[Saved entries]

::::::

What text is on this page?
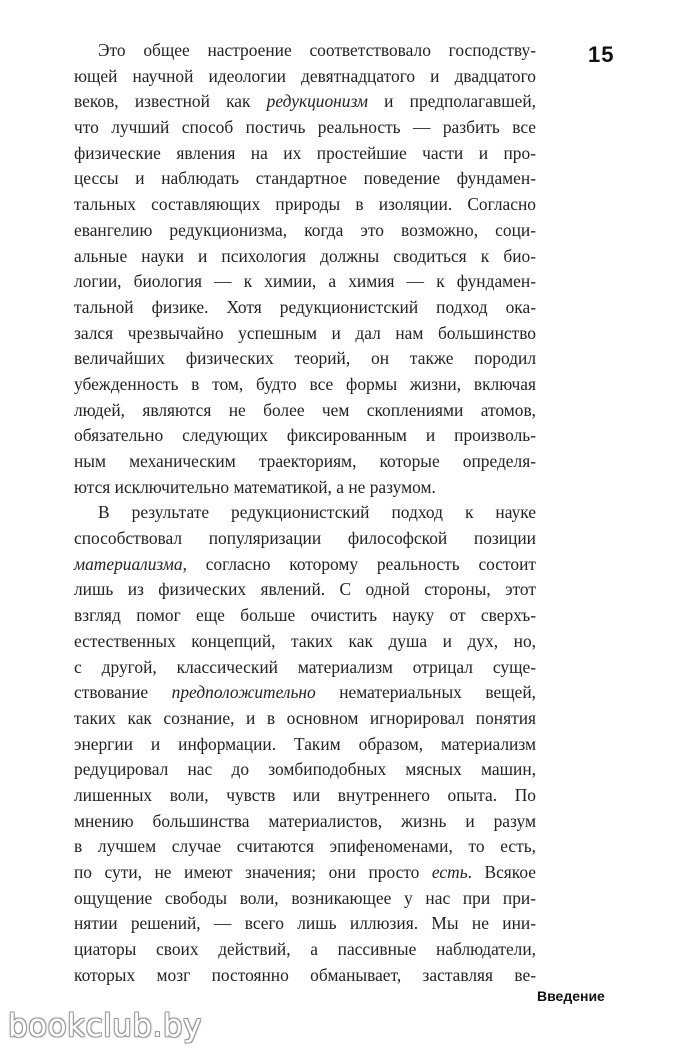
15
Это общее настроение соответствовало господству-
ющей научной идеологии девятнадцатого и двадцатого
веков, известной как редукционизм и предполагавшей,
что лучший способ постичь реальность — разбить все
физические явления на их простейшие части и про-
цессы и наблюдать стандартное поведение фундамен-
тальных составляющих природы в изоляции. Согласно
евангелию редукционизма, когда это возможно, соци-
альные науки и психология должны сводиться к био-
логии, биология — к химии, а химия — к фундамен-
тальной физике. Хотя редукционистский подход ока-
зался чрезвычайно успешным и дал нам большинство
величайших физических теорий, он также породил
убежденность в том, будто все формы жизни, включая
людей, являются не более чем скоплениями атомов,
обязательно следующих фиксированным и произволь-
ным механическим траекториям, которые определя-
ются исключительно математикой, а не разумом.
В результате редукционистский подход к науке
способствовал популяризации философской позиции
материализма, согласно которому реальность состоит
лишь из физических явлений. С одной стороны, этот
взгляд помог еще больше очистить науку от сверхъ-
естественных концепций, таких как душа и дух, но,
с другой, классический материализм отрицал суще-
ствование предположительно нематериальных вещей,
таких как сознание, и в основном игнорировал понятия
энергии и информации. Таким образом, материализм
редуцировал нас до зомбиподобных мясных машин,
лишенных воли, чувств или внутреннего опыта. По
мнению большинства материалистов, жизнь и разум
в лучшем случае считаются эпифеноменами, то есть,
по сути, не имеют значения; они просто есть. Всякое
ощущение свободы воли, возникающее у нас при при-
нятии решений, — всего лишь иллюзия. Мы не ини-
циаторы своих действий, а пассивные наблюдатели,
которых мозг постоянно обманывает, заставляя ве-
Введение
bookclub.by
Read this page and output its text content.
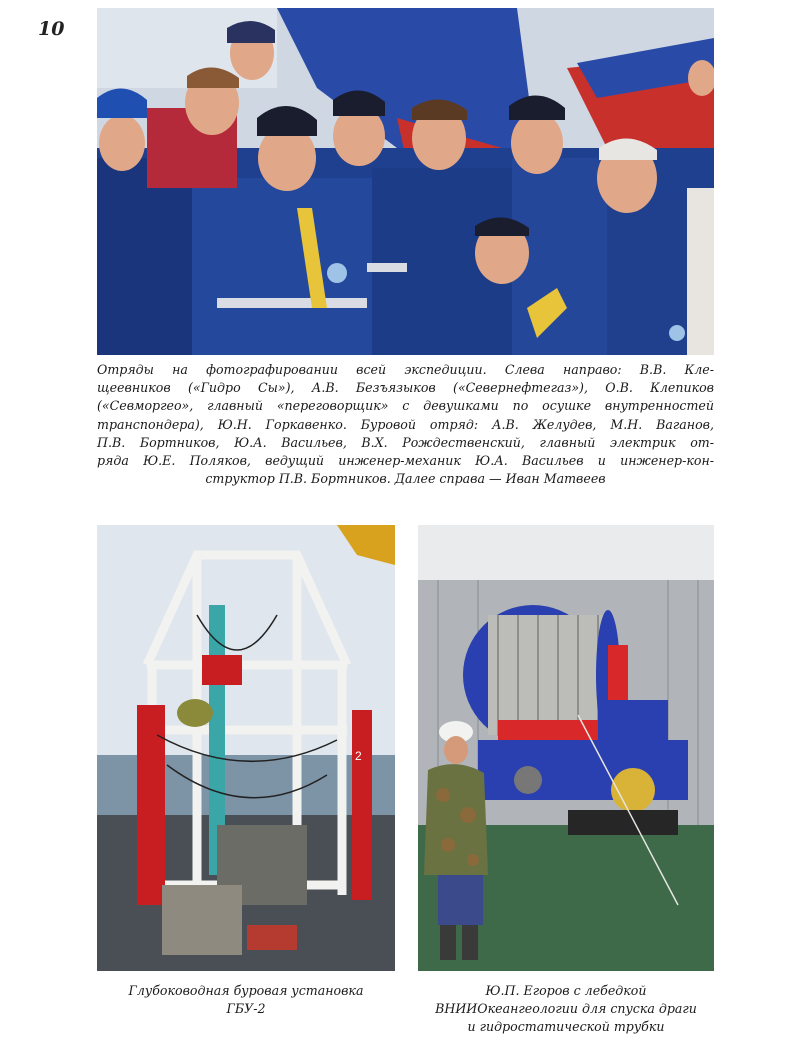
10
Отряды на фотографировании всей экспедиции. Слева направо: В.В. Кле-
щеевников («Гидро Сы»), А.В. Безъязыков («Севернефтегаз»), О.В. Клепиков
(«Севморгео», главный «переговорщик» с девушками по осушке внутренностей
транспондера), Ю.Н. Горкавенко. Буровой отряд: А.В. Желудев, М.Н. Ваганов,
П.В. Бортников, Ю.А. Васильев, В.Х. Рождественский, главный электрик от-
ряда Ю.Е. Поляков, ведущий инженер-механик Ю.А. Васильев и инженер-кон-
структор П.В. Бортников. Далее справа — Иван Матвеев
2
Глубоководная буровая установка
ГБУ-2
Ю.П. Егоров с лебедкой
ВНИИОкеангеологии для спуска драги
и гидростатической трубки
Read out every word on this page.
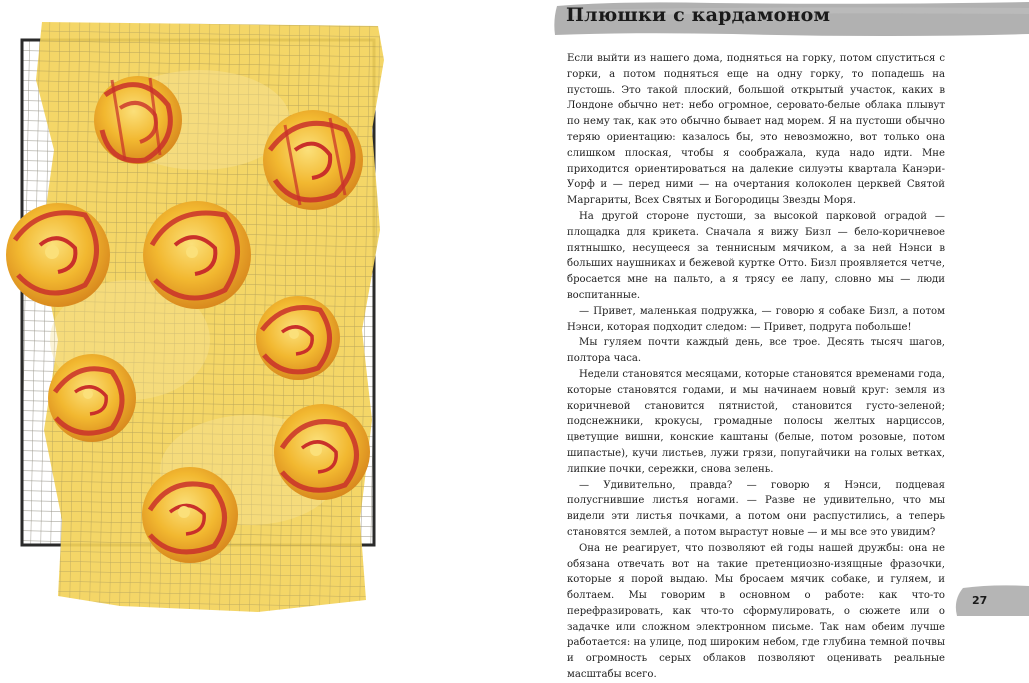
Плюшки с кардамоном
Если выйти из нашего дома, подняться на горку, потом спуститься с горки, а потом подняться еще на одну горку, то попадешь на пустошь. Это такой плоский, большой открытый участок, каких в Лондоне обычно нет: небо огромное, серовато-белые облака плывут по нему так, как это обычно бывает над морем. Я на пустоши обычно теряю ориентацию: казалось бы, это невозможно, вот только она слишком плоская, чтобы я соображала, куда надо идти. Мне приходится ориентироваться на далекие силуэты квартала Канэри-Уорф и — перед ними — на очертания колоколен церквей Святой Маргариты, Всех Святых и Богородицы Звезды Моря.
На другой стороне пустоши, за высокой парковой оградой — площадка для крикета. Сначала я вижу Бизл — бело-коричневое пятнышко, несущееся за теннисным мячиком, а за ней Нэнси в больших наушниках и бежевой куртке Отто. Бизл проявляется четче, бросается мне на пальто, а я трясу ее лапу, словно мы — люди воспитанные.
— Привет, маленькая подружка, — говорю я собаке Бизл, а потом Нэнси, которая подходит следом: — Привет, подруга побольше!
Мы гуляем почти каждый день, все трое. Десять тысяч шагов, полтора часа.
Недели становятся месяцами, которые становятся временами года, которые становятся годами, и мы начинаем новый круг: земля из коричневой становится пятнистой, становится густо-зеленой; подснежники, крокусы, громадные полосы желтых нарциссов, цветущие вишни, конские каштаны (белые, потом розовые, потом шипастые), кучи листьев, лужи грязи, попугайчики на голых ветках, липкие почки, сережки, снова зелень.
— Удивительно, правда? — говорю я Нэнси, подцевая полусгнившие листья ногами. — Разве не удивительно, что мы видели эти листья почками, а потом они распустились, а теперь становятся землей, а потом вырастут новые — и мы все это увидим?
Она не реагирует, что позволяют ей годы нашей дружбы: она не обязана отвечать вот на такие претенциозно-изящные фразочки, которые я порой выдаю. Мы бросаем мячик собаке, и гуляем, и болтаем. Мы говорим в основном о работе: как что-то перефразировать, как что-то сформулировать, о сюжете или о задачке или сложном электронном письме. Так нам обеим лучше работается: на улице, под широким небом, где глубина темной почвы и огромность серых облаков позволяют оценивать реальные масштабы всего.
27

::::::

(Stated problem)
Without the pictures, print the records in full, exactly as they appear.

(Reply)
What text is on this page?
15
Это общее настроение соответствовало господству-
ющей научной идеологии девятнадцатого и двадцатого
веков, известной как редукционизм и предполагавшей,
что лучший способ постичь реальность — разбить все
физические явления на их простейшие части и про-
цессы и наблюдать стандартное поведение фундамен-
тальных составляющих природы в изоляции. Согласно
евангелию редукционизма, когда это возможно, соци-
альные науки и психология должны сводиться к био-
логии, биология — к химии, а химия — к фундамен-
тальной физике. Хотя редукционистский подход ока-
зался чрезвычайно успешным и дал нам большинство
величайших физических теорий, он также породил
убежденность в том, будто все формы жизни, включая
людей, являются не более чем скоплениями атомов,
обязательно следующих фиксированным и произволь-
ным механическим траекториям, которые определя-
ются исключительно математикой, а не разумом.
В результате редукционистский подход к науке
способствовал популяризации философской позиции
материализма, согласно которому реальность состоит
лишь из физических явлений. С одной стороны, этот
взгляд помог еще больше очистить науку от сверхъ-
естественных концепций, таких как душа и дух, но,
с другой, классический материализм отрицал суще-
ствование предположительно нематериальных вещей,
таких как сознание, и в основном игнорировал понятия
энергии и информации. Таким образом, материализм
редуцировал нас до зомбиподобных мясных машин,
лишенных воли, чувств или внутреннего опыта. По
мнению большинства материалистов, жизнь и разум
в лучшем случае считаются эпифеноменами, то есть,
по сути, не имеют значения; они просто есть. Всякое
ощущение свободы воли, возникающее у нас при при-
нятии решений, — всего лишь иллюзия. Мы не ини-
циаторы своих действий, а пассивные наблюдатели,
которых мозг постоянно обманывает, заставляя ве-
Введение
bookclub.by
Read this page and output its text content.
10
Отряды на фотографировании всей экспедиции. Слева направо: В.В. Кле-
щеевников («Гидро Сы»), А.В. Безъязыков («Севернефтегаз»), О.В. Клепиков
(«Севморгео», главный «переговорщик» с девушками по осушке внутренностей
транспондера), Ю.Н. Горкавенко. Буровой отряд: А.В. Желудев, М.Н. Ваганов,
П.В. Бортников, Ю.А. Васильев, В.Х. Рождественский, главный электрик от-
ряда Ю.Е. Поляков, ведущий инженер-механик Ю.А. Васильев и инженер-кон-
структор П.В. Бортников. Далее справа — Иван Матвеев
2
Глубоководная буровая установка
ГБУ-2
Ю.П. Егоров с лебедкой
ВНИИОкеангеологии для спуска драги
и гидростатической трубки
Read out every word on this page.
Плюшки с кардамоном
Если выйти из нашего дома, подняться на горку, потом спуститься с горки, а потом подняться еще на одну горку, то попадешь на пустошь. Это такой плоский, большой открытый участок, каких в Лондоне обычно нет: небо огромное, серовато-белые облака плывут по нему так, как это обычно бывает над морем. Я на пустоши обычно теряю ориентацию: казалось бы, это невозможно, вот только она слишком плоская, чтобы я соображала, куда надо идти. Мне приходится ориентироваться на далекие силуэты квартала Канэри-Уорф и — перед ними — на очертания колоколен церквей Святой Маргариты, Всех Святых и Богородицы Звезды Моря.
На другой стороне пустоши, за высокой парковой оградой — площадка для крикета. Сначала я вижу Бизл — бело-коричневое пятнышко, несущееся за теннисным мячиком, а за ней Нэнси в больших наушниках и бежевой куртке Отто. Бизл проявляется четче, бросается мне на пальто, а я трясу ее лапу, словно мы — люди воспитанные.
— Привет, маленькая подружка, — говорю я собаке Бизл, а потом Нэнси, которая подходит следом: — Привет, подруга побольше!
Мы гуляем почти каждый день, все трое. Десять тысяч шагов, полтора часа.
Недели становятся месяцами, которые становятся временами года, которые становятся годами, и мы начинаем новый круг: земля из коричневой становится пятнистой, становится густо-зеленой; подснежники, крокусы, громадные полосы желтых нарциссов, цветущие вишни, конские каштаны (белые, потом розовые, потом шипастые), кучи листьев, лужи грязи, попугайчики на голых ветках, липкие почки, сережки, снова зелень.
— Удивительно, правда? — говорю я Нэнси, подцевая полусгнившие листья ногами. — Разве не удивительно, что мы видели эти листья почками, а потом они распустились, а теперь становятся землей, а потом вырастут новые — и мы все это увидим?
Она не реагирует, что позволяют ей годы нашей дружбы: она не обязана отвечать вот на такие претенциозно-изящные фразочки, которые я порой выдаю. Мы бросаем мячик собаке, и гуляем, и болтаем. Мы говорим в основном о работе: как что-то перефразировать, как что-то сформулировать, о сюжете или о задачке или сложном электронном письме. Так нам обеим лучше работается: на улице, под широким небом, где глубина темной почвы и огромность серых облаков позволяют оценивать реальные масштабы всего.
27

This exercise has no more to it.